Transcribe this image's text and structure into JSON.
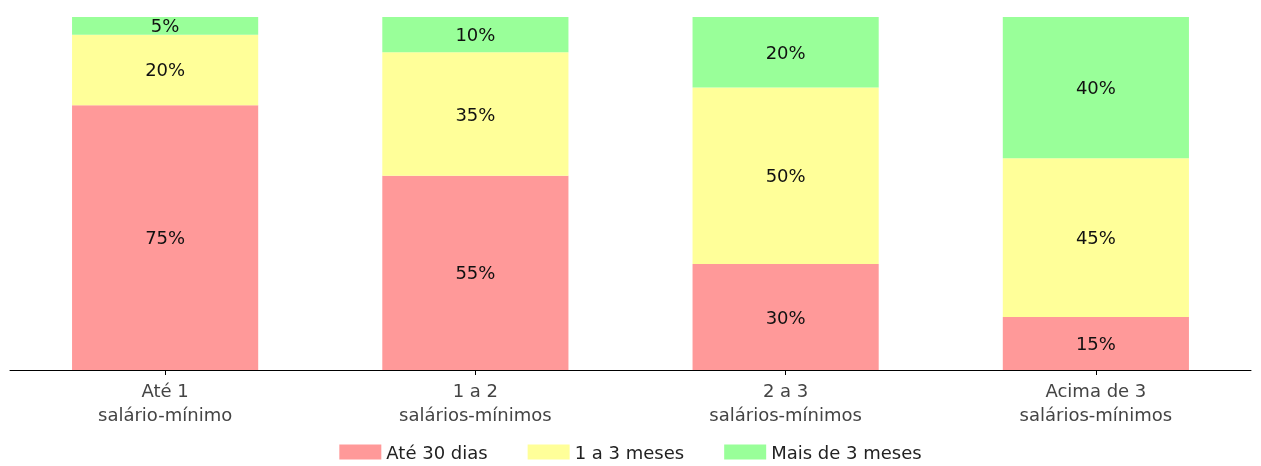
{
  "chart_data": {
    "type": "bar",
    "stacked": true,
    "categories": [
      "Até 1\nsalário-mínimo",
      "1 a 2\nsalários-mínimos",
      "2 a 3\nsalários-mínimos",
      "Acima de 3\nsalários-mínimos"
    ],
    "series": [
      {
        "name": "Até 30 dias",
        "color": "#ff9999",
        "values": [
          75,
          55,
          30,
          15
        ],
        "value_labels": [
          "75%",
          "55%",
          "30%",
          "15%"
        ]
      },
      {
        "name": "1 a 3 meses",
        "color": "#ffff99",
        "values": [
          20,
          35,
          50,
          45
        ],
        "value_labels": [
          "20%",
          "35%",
          "50%",
          "45%"
        ]
      },
      {
        "name": "Mais de 3 meses",
        "color": "#99ff99",
        "values": [
          5,
          10,
          20,
          40
        ],
        "value_labels": [
          "5%",
          "10%",
          "20%",
          "40%"
        ]
      }
    ],
    "legend": "bottom",
    "grid": false
  }
}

> _Task instructions_:
Every record must be copied exactly, with images dropped from the result.

> _Exercise output_:
Transcribe this image's text and structure into JSON.
{
  "chart_data": {
    "type": "bar",
    "stacked": true,
    "categories": [
      "Até 1\nsalário-mínimo",
      "1 a 2\nsalários-mínimos",
      "2 a 3\nsalários-mínimos",
      "Acima de 3\nsalários-mínimos"
    ],
    "series": [
      {
        "name": "Até 30 dias",
        "color": "#ff9999",
        "values": [
          75,
          55,
          30,
          15
        ],
        "value_labels": [
          "75%",
          "55%",
          "30%",
          "15%"
        ]
      },
      {
        "name": "1 a 3 meses",
        "color": "#ffff99",
        "values": [
          20,
          35,
          50,
          45
        ],
        "value_labels": [
          "20%",
          "35%",
          "50%",
          "45%"
        ]
      },
      {
        "name": "Mais de 3 meses",
        "color": "#99ff99",
        "values": [
          5,
          10,
          20,
          40
        ],
        "value_labels": [
          "5%",
          "10%",
          "20%",
          "40%"
        ]
      }
    ],
    "legend": "bottom",
    "grid": false
  }
}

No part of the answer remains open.